* [What you are asked to do]: Write out the full listing again, exactly as it stands.

Structured figure records
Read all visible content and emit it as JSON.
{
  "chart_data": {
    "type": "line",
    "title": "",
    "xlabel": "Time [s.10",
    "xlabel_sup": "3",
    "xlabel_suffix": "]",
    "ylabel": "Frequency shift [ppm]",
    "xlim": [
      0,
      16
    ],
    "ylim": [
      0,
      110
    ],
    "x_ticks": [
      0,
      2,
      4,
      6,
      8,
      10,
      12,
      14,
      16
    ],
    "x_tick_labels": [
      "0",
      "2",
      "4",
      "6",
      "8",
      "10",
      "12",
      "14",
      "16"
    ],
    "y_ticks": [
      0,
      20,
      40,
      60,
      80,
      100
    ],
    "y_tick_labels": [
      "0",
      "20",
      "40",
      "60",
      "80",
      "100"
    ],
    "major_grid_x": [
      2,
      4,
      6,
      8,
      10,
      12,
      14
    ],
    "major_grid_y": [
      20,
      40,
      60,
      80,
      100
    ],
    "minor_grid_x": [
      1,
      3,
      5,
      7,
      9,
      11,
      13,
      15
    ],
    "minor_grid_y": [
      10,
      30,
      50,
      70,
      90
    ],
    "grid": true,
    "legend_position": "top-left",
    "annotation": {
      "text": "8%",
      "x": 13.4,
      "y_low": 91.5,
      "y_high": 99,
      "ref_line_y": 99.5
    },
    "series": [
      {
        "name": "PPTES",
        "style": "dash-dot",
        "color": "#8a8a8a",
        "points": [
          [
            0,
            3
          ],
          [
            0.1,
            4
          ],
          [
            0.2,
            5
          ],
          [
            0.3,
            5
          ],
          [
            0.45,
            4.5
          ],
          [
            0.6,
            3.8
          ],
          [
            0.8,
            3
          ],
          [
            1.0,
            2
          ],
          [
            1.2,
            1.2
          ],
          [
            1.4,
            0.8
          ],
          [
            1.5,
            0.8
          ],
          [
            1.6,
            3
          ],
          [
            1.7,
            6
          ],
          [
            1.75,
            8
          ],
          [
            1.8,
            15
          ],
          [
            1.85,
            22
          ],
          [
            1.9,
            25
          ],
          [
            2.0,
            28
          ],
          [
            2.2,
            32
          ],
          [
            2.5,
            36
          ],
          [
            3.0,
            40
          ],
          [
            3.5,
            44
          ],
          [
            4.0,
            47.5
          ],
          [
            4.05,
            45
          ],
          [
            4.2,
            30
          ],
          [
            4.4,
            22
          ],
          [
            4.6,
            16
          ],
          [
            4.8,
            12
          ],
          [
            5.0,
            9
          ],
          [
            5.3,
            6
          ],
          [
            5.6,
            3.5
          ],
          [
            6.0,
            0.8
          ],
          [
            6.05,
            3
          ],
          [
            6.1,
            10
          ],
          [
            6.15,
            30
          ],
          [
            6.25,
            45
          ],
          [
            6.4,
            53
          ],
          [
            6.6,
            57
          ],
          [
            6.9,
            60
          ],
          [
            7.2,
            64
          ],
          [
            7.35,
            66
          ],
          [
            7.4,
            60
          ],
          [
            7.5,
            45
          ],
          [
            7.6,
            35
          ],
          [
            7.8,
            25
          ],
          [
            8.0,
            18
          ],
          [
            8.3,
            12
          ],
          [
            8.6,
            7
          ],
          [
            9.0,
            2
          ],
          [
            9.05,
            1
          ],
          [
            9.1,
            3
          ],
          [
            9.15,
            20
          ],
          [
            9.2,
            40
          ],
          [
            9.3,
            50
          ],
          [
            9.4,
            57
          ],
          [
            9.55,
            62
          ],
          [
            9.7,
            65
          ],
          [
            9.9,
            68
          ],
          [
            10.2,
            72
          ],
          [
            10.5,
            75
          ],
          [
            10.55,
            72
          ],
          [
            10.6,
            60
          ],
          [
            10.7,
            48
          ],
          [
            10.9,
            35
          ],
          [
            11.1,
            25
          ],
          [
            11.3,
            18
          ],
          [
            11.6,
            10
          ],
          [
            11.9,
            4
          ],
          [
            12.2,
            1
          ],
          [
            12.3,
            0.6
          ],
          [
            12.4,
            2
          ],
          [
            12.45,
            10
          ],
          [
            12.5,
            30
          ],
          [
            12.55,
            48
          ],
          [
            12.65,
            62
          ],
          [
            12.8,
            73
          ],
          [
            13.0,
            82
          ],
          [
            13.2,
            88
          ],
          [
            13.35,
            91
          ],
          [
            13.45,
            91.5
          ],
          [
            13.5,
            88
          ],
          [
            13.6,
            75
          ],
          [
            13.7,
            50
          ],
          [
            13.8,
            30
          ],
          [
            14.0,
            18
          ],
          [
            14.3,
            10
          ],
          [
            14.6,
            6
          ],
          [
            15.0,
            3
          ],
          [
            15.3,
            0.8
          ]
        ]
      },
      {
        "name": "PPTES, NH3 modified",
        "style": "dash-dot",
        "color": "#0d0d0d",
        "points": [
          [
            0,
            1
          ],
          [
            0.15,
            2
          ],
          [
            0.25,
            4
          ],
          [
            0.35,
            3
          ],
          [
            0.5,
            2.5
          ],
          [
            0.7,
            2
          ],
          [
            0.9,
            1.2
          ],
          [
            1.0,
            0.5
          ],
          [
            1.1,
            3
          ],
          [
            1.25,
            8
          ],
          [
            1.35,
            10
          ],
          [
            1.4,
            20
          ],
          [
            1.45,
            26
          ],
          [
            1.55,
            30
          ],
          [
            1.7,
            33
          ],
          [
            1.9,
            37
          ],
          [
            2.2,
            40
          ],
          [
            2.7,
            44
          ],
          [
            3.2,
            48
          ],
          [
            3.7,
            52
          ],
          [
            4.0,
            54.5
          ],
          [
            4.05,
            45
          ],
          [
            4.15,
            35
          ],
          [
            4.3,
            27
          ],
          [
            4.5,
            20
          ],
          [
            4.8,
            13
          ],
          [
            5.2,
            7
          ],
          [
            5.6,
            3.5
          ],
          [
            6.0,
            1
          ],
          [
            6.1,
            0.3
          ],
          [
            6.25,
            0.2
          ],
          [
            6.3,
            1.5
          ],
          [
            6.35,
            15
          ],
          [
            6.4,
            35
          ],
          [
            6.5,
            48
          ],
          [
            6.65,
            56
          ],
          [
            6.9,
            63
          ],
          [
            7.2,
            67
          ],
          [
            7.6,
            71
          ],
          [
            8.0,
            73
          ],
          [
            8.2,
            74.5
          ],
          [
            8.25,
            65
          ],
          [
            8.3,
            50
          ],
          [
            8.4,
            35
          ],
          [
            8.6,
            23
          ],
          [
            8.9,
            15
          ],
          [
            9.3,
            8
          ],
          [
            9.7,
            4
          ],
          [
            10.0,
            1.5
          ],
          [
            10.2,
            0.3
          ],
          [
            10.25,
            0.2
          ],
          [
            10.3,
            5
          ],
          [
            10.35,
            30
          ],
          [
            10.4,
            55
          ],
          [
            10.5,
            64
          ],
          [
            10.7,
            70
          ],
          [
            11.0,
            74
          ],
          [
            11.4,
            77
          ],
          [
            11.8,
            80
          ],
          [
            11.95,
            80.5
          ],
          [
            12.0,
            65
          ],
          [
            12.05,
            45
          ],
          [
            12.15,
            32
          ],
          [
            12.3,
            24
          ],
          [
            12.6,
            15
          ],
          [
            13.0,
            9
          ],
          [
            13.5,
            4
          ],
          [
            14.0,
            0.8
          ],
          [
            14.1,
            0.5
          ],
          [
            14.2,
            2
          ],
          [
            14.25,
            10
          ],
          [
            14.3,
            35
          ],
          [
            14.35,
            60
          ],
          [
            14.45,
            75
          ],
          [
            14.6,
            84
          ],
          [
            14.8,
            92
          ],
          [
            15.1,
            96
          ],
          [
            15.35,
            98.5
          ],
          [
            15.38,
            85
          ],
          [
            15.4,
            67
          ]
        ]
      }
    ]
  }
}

* [Answer in full]:
Read all visible content and emit it as JSON.
{
  "chart_data": {
    "type": "line",
    "title": "",
    "xlabel": "Time [s.10",
    "xlabel_sup": "3",
    "xlabel_suffix": "]",
    "ylabel": "Frequency shift [ppm]",
    "xlim": [
      0,
      16
    ],
    "ylim": [
      0,
      110
    ],
    "x_ticks": [
      0,
      2,
      4,
      6,
      8,
      10,
      12,
      14,
      16
    ],
    "x_tick_labels": [
      "0",
      "2",
      "4",
      "6",
      "8",
      "10",
      "12",
      "14",
      "16"
    ],
    "y_ticks": [
      0,
      20,
      40,
      60,
      80,
      100
    ],
    "y_tick_labels": [
      "0",
      "20",
      "40",
      "60",
      "80",
      "100"
    ],
    "major_grid_x": [
      2,
      4,
      6,
      8,
      10,
      12,
      14
    ],
    "major_grid_y": [
      20,
      40,
      60,
      80,
      100
    ],
    "minor_grid_x": [
      1,
      3,
      5,
      7,
      9,
      11,
      13,
      15
    ],
    "minor_grid_y": [
      10,
      30,
      50,
      70,
      90
    ],
    "grid": true,
    "legend_position": "top-left",
    "annotation": {
      "text": "8%",
      "x": 13.4,
      "y_low": 91.5,
      "y_high": 99,
      "ref_line_y": 99.5
    },
    "series": [
      {
        "name": "PPTES",
        "style": "dash-dot",
        "color": "#8a8a8a",
        "points": [
          [
            0,
            3
          ],
          [
            0.1,
            4
          ],
          [
            0.2,
            5
          ],
          [
            0.3,
            5
          ],
          [
            0.45,
            4.5
          ],
          [
            0.6,
            3.8
          ],
          [
            0.8,
            3
          ],
          [
            1.0,
            2
          ],
          [
            1.2,
            1.2
          ],
          [
            1.4,
            0.8
          ],
          [
            1.5,
            0.8
          ],
          [
            1.6,
            3
          ],
          [
            1.7,
            6
          ],
          [
            1.75,
            8
          ],
          [
            1.8,
            15
          ],
          [
            1.85,
            22
          ],
          [
            1.9,
            25
          ],
          [
            2.0,
            28
          ],
          [
            2.2,
            32
          ],
          [
            2.5,
            36
          ],
          [
            3.0,
            40
          ],
          [
            3.5,
            44
          ],
          [
            4.0,
            47.5
          ],
          [
            4.05,
            45
          ],
          [
            4.2,
            30
          ],
          [
            4.4,
            22
          ],
          [
            4.6,
            16
          ],
          [
            4.8,
            12
          ],
          [
            5.0,
            9
          ],
          [
            5.3,
            6
          ],
          [
            5.6,
            3.5
          ],
          [
            6.0,
            0.8
          ],
          [
            6.05,
            3
          ],
          [
            6.1,
            10
          ],
          [
            6.15,
            30
          ],
          [
            6.25,
            45
          ],
          [
            6.4,
            53
          ],
          [
            6.6,
            57
          ],
          [
            6.9,
            60
          ],
          [
            7.2,
            64
          ],
          [
            7.35,
            66
          ],
          [
            7.4,
            60
          ],
          [
            7.5,
            45
          ],
          [
            7.6,
            35
          ],
          [
            7.8,
            25
          ],
          [
            8.0,
            18
          ],
          [
            8.3,
            12
          ],
          [
            8.6,
            7
          ],
          [
            9.0,
            2
          ],
          [
            9.05,
            1
          ],
          [
            9.1,
            3
          ],
          [
            9.15,
            20
          ],
          [
            9.2,
            40
          ],
          [
            9.3,
            50
          ],
          [
            9.4,
            57
          ],
          [
            9.55,
            62
          ],
          [
            9.7,
            65
          ],
          [
            9.9,
            68
          ],
          [
            10.2,
            72
          ],
          [
            10.5,
            75
          ],
          [
            10.55,
            72
          ],
          [
            10.6,
            60
          ],
          [
            10.7,
            48
          ],
          [
            10.9,
            35
          ],
          [
            11.1,
            25
          ],
          [
            11.3,
            18
          ],
          [
            11.6,
            10
          ],
          [
            11.9,
            4
          ],
          [
            12.2,
            1
          ],
          [
            12.3,
            0.6
          ],
          [
            12.4,
            2
          ],
          [
            12.45,
            10
          ],
          [
            12.5,
            30
          ],
          [
            12.55,
            48
          ],
          [
            12.65,
            62
          ],
          [
            12.8,
            73
          ],
          [
            13.0,
            82
          ],
          [
            13.2,
            88
          ],
          [
            13.35,
            91
          ],
          [
            13.45,
            91.5
          ],
          [
            13.5,
            88
          ],
          [
            13.6,
            75
          ],
          [
            13.7,
            50
          ],
          [
            13.8,
            30
          ],
          [
            14.0,
            18
          ],
          [
            14.3,
            10
          ],
          [
            14.6,
            6
          ],
          [
            15.0,
            3
          ],
          [
            15.3,
            0.8
          ]
        ]
      },
      {
        "name": "PPTES, NH3 modified",
        "style": "dash-dot",
        "color": "#0d0d0d",
        "points": [
          [
            0,
            1
          ],
          [
            0.15,
            2
          ],
          [
            0.25,
            4
          ],
          [
            0.35,
            3
          ],
          [
            0.5,
            2.5
          ],
          [
            0.7,
            2
          ],
          [
            0.9,
            1.2
          ],
          [
            1.0,
            0.5
          ],
          [
            1.1,
            3
          ],
          [
            1.25,
            8
          ],
          [
            1.35,
            10
          ],
          [
            1.4,
            20
          ],
          [
            1.45,
            26
          ],
          [
            1.55,
            30
          ],
          [
            1.7,
            33
          ],
          [
            1.9,
            37
          ],
          [
            2.2,
            40
          ],
          [
            2.7,
            44
          ],
          [
            3.2,
            48
          ],
          [
            3.7,
            52
          ],
          [
            4.0,
            54.5
          ],
          [
            4.05,
            45
          ],
          [
            4.15,
            35
          ],
          [
            4.3,
            27
          ],
          [
            4.5,
            20
          ],
          [
            4.8,
            13
          ],
          [
            5.2,
            7
          ],
          [
            5.6,
            3.5
          ],
          [
            6.0,
            1
          ],
          [
            6.1,
            0.3
          ],
          [
            6.25,
            0.2
          ],
          [
            6.3,
            1.5
          ],
          [
            6.35,
            15
          ],
          [
            6.4,
            35
          ],
          [
            6.5,
            48
          ],
          [
            6.65,
            56
          ],
          [
            6.9,
            63
          ],
          [
            7.2,
            67
          ],
          [
            7.6,
            71
          ],
          [
            8.0,
            73
          ],
          [
            8.2,
            74.5
          ],
          [
            8.25,
            65
          ],
          [
            8.3,
            50
          ],
          [
            8.4,
            35
          ],
          [
            8.6,
            23
          ],
          [
            8.9,
            15
          ],
          [
            9.3,
            8
          ],
          [
            9.7,
            4
          ],
          [
            10.0,
            1.5
          ],
          [
            10.2,
            0.3
          ],
          [
            10.25,
            0.2
          ],
          [
            10.3,
            5
          ],
          [
            10.35,
            30
          ],
          [
            10.4,
            55
          ],
          [
            10.5,
            64
          ],
          [
            10.7,
            70
          ],
          [
            11.0,
            74
          ],
          [
            11.4,
            77
          ],
          [
            11.8,
            80
          ],
          [
            11.95,
            80.5
          ],
          [
            12.0,
            65
          ],
          [
            12.05,
            45
          ],
          [
            12.15,
            32
          ],
          [
            12.3,
            24
          ],
          [
            12.6,
            15
          ],
          [
            13.0,
            9
          ],
          [
            13.5,
            4
          ],
          [
            14.0,
            0.8
          ],
          [
            14.1,
            0.5
          ],
          [
            14.2,
            2
          ],
          [
            14.25,
            10
          ],
          [
            14.3,
            35
          ],
          [
            14.35,
            60
          ],
          [
            14.45,
            75
          ],
          [
            14.6,
            84
          ],
          [
            14.8,
            92
          ],
          [
            15.1,
            96
          ],
          [
            15.35,
            98.5
          ],
          [
            15.38,
            85
          ],
          [
            15.4,
            67
          ]
        ]
      }
    ]
  }
}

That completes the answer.